■ What you should do ■
Make an exact copy of all the entries, with the pictures left out.

Data excerpts
— Start —

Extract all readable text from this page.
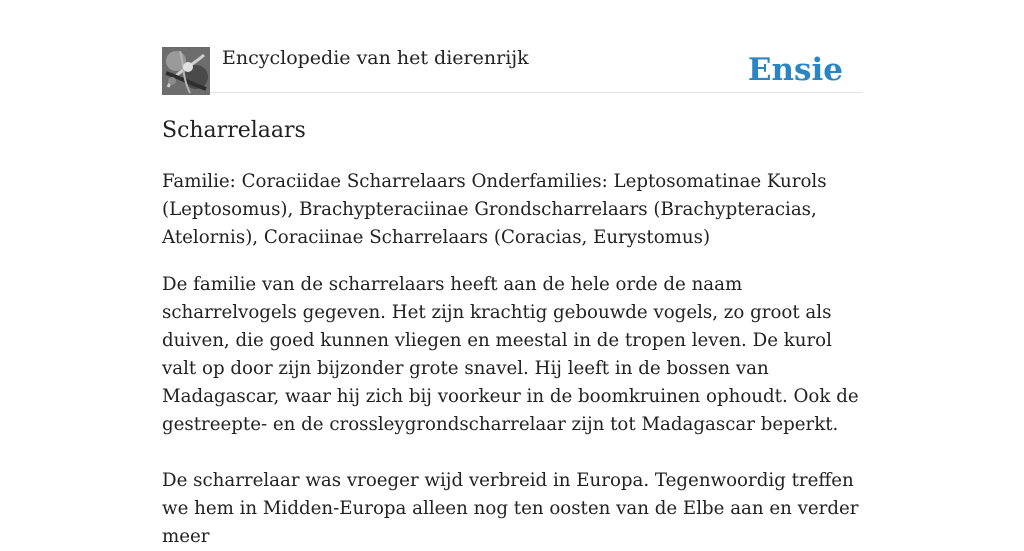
Encyclopedie van het dierenrijk	Ensie
Scharrelaars

Familie: Coraciidae Scharrelaars Onderfamilies: Leptosomatinae Kurols (Leptosomus), Brachypteraciinae Grondscharrelaars (Brachypteracias, Atelornis), Coraciinae Scharrelaars (Coracias, Eurystomus)

De familie van de scharrelaars heeft aan de hele orde de naam scharrelvogels gegeven. Het zijn krachtig gebouwde vogels, zo groot als duiven, die goed kunnen vliegen en meestal in de tropen leven. De kurol valt op door zijn bijzonder grote snavel. Hij leeft in de bossen van Madagascar, waar hij zich bij voorkeur in de boomkruinen ophoudt. Ook de gestreepte- en de crossleygrondscharrelaar zijn tot Madagascar beperkt.

De scharrelaar was vroeger wijd verbreid in Europa. Tegenwoordig treffen we hem in Midden-Europa alleen nog ten oosten van de Elbe aan en verder meer
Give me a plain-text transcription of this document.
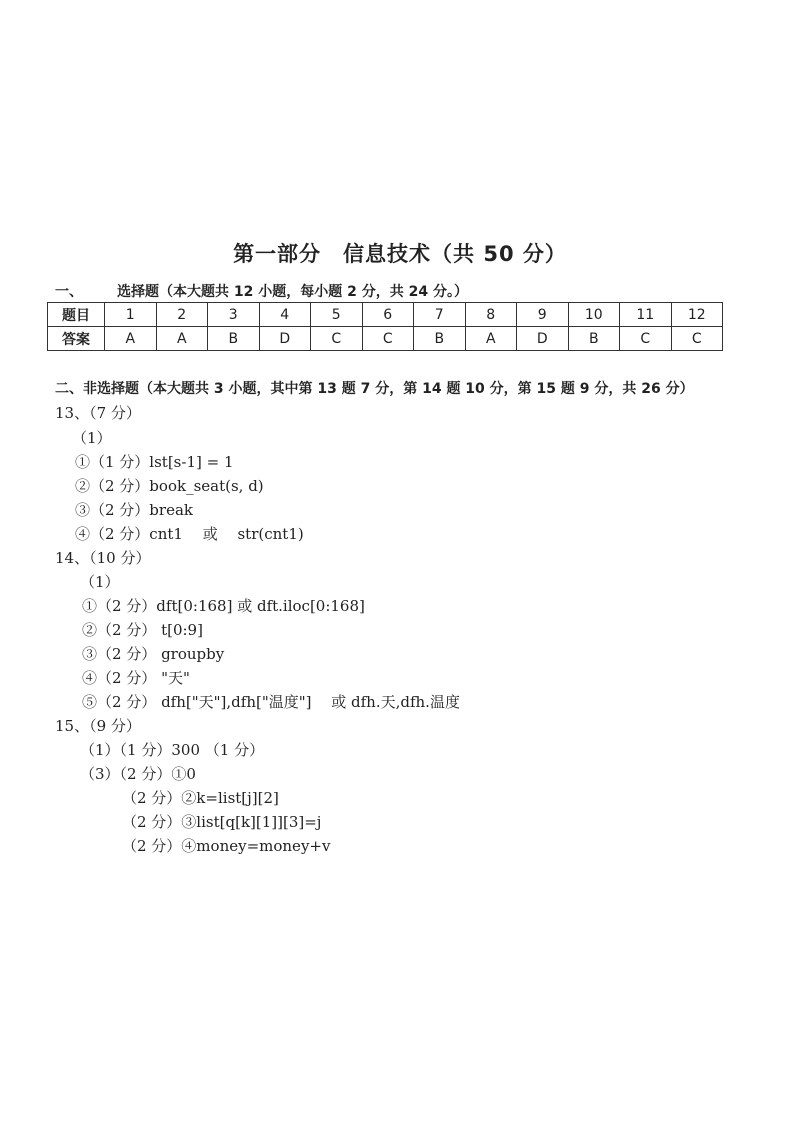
第一部分　信息技术（共 50 分）
一、 选择题（本大题共 12 小题，每小题 2 分，共 24 分。）
题目	1	2	3	4	5	6	7	8	9	10	11	12
答案	A	A	B	D	C	C	B	A	D	B	C	C
二、非选择题（本大题共 3 小题，其中第 13 题 7 分，第 14 题 10 分，第 15 题 9 分，共 26 分）
13、（7 分）
（1）
①（1 分）lst[s-1] = 1
②（2 分）book_seat(s, d)
③（2 分）break
④（2 分）cnt1　 或　 str(cnt1)
14、（10 分）
（1）
①（2 分）dft[0:168] 或 dft.iloc[0:168]
②（2 分） t[0:9]
③（2 分） groupby
④（2 分） "天"
⑤（2 分） dfh["天"],dfh["温度"]　 或 dfh.天,dfh.温度
15、（9 分）
（1）（1 分）300 （1 分）
（3）（2 分）①0
（2 分）②k=list[j][2]
（2 分）③list[q[k][1]][3]=j
（2 分）④money=money+v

— End —

■ Finished task ■
Extract all readable text from this page.
Encyclopedie van het dierenrijk	Ensie
Scharrelaars

Familie: Coraciidae Scharrelaars Onderfamilies: Leptosomatinae Kurols (Leptosomus), Brachypteraciinae Grondscharrelaars (Brachypteracias, Atelornis), Coraciinae Scharrelaars (Coracias, Eurystomus)

De familie van de scharrelaars heeft aan de hele orde de naam scharrelvogels gegeven. Het zijn krachtig gebouwde vogels, zo groot als duiven, die goed kunnen vliegen en meestal in de tropen leven. De kurol valt op door zijn bijzonder grote snavel. Hij leeft in de bossen van Madagascar, waar hij zich bij voorkeur in de boomkruinen ophoudt. Ook de gestreepte- en de crossleygrondscharrelaar zijn tot Madagascar beperkt.

De scharrelaar was vroeger wijd verbreid in Europa. Tegenwoordig treffen we hem in Midden-Europa alleen nog ten oosten van de Elbe aan en verder meer
Give me a plain-text transcription of this document.
第一部分　信息技术（共 50 分）
一、 选择题（本大题共 12 小题，每小题 2 分，共 24 分。）
题目	1	2	3	4	5	6	7	8	9	10	11	12
答案	A	A	B	D	C	C	B	A	D	B	C	C
二、非选择题（本大题共 3 小题，其中第 13 题 7 分，第 14 题 10 分，第 15 题 9 分，共 26 分）
13、（7 分）
（1）
①（1 分）lst[s-1] = 1
②（2 分）book_seat(s, d)
③（2 分）break
④（2 分）cnt1　 或　 str(cnt1)
14、（10 分）
（1）
①（2 分）dft[0:168] 或 dft.iloc[0:168]
②（2 分） t[0:9]
③（2 分） groupby
④（2 分） "天"
⑤（2 分） dfh["天"],dfh["温度"]　 或 dfh.天,dfh.温度
15、（9 分）
（1）（1 分）300 （1 分）
（3）（2 分）①0
（2 分）②k=list[j][2]
（2 分）③list[q[k][1]][3]=j
（2 分）④money=money+v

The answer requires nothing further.